◆ **Task details**:
Below is a block of records. Copy every line in it that contains the word "Actualizado".

─── Materials provided ───

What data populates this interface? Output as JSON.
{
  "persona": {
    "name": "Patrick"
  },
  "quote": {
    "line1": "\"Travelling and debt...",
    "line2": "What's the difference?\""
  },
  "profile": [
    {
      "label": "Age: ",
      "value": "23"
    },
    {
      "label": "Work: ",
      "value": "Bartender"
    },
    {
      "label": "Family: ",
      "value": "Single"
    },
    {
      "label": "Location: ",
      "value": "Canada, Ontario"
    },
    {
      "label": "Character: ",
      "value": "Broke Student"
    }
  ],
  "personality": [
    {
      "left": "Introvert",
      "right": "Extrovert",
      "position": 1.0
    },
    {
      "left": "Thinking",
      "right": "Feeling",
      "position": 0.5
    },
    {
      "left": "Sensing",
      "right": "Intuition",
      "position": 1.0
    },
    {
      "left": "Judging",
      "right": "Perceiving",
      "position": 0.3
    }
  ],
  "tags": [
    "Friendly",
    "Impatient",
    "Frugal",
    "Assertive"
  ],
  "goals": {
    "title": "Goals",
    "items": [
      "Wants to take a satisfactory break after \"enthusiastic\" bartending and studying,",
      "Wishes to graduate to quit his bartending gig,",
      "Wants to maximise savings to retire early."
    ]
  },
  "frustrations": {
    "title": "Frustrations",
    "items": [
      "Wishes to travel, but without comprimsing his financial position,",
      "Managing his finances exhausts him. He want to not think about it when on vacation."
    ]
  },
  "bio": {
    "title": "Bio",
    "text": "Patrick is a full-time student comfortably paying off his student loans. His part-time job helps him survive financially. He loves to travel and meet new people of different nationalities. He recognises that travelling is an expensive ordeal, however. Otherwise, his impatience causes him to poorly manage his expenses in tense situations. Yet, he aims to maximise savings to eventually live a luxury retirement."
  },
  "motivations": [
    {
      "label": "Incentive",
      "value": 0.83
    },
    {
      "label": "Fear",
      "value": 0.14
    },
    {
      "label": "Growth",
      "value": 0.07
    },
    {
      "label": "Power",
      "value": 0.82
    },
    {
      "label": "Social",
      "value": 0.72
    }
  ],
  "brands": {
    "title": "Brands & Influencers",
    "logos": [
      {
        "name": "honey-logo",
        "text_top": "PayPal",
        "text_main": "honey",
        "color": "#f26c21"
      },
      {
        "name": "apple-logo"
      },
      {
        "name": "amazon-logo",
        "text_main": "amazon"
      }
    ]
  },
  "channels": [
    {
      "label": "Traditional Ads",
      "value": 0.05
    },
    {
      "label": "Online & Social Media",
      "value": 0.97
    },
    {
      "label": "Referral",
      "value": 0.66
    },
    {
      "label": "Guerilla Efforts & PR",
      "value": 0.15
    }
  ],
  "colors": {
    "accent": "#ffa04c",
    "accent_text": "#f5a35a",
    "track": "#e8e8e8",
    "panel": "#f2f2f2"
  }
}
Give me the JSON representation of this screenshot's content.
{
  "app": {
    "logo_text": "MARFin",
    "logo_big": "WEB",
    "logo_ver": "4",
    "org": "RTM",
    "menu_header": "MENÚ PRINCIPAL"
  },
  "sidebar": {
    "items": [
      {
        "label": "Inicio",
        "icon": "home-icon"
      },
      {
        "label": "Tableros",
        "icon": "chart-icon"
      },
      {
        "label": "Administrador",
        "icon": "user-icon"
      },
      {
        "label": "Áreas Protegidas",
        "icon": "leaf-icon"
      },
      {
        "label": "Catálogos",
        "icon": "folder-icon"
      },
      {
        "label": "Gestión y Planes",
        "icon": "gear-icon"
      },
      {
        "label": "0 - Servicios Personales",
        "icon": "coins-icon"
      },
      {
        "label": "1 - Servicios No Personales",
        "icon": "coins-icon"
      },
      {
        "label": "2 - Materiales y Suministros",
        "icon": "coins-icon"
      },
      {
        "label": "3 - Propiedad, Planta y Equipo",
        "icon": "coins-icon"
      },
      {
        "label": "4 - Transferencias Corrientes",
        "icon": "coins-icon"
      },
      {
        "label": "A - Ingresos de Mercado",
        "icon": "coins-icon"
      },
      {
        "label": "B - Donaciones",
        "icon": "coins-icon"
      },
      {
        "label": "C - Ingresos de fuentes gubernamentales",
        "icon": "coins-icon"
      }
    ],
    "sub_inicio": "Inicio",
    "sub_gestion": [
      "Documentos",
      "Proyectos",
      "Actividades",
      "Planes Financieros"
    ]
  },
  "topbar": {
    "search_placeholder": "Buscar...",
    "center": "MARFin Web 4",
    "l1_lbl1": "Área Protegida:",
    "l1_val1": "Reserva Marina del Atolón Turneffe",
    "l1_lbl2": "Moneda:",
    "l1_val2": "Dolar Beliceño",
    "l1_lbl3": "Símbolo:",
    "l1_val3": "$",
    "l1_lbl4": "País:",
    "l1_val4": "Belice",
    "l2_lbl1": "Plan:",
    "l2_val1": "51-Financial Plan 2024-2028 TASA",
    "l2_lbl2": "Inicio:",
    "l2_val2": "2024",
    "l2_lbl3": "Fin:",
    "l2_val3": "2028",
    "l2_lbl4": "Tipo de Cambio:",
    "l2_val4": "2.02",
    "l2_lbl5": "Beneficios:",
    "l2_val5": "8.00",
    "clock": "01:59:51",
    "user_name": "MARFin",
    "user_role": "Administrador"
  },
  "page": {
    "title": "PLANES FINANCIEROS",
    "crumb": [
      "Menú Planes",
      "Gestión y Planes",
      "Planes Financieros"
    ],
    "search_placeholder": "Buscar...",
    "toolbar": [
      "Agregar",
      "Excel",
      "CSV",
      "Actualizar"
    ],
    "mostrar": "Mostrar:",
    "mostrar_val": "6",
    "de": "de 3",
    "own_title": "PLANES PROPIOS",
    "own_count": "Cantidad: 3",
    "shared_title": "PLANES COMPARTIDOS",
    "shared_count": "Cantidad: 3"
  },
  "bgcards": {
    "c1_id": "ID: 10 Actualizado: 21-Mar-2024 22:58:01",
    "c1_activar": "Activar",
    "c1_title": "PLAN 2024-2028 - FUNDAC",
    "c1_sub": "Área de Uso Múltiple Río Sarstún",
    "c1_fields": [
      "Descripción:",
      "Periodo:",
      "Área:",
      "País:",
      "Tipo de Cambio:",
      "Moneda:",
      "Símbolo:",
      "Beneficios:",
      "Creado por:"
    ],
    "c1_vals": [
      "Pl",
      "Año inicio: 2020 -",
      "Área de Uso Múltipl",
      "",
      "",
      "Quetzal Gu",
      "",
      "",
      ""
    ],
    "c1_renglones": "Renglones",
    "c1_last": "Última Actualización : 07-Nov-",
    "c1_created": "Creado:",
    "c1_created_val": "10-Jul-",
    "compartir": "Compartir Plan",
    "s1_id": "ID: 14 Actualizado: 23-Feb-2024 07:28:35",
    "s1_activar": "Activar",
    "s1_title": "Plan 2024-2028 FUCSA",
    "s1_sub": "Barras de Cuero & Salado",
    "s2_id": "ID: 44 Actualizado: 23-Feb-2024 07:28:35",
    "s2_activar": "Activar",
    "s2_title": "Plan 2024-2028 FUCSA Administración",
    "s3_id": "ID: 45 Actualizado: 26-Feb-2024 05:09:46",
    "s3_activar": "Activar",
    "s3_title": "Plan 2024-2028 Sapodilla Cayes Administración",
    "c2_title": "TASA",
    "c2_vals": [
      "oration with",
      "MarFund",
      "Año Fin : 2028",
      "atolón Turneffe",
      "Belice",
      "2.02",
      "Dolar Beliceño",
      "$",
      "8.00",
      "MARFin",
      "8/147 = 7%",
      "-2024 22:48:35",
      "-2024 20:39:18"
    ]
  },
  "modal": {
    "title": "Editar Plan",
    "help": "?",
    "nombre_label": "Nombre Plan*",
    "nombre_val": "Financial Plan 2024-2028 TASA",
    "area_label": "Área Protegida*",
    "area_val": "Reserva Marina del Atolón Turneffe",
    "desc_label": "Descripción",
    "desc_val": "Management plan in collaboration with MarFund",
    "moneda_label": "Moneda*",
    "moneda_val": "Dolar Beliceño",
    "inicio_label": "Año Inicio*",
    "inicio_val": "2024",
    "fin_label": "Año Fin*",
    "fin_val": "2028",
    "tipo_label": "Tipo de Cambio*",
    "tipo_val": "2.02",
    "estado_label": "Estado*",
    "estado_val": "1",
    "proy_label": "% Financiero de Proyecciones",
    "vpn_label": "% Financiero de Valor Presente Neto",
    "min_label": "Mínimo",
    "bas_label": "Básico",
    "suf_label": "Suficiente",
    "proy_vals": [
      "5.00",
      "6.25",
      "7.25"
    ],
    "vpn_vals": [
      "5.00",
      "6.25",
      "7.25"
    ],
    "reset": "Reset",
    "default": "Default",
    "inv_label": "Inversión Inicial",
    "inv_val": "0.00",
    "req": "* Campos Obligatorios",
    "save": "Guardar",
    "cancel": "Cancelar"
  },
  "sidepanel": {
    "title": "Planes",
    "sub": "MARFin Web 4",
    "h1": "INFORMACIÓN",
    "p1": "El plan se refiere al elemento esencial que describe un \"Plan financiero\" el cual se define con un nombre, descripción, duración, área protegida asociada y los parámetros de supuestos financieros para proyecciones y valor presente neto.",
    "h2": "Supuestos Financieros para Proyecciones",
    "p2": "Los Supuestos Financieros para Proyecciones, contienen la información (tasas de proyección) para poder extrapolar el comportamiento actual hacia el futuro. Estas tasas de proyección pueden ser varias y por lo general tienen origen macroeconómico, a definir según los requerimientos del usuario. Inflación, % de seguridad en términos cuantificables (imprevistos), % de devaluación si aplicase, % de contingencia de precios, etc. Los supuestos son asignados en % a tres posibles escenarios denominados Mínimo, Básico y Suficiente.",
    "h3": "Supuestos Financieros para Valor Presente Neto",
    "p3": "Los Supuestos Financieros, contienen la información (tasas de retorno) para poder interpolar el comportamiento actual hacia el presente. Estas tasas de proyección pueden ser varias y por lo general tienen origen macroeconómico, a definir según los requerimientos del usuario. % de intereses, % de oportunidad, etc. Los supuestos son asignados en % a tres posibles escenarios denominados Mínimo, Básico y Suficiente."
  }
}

───

◆ **Solution to this task**:
    "c1_id": "ID: 10 Actualizado: 21-Mar-2024 22:58:01",
    "s1_id": "ID: 14 Actualizado: 23-Feb-2024 07:28:35",
    "s2_id": "ID: 44 Actualizado: 23-Feb-2024 07:28:35",
    "s3_id": "ID: 45 Actualizado: 26-Feb-2024 05:09:46",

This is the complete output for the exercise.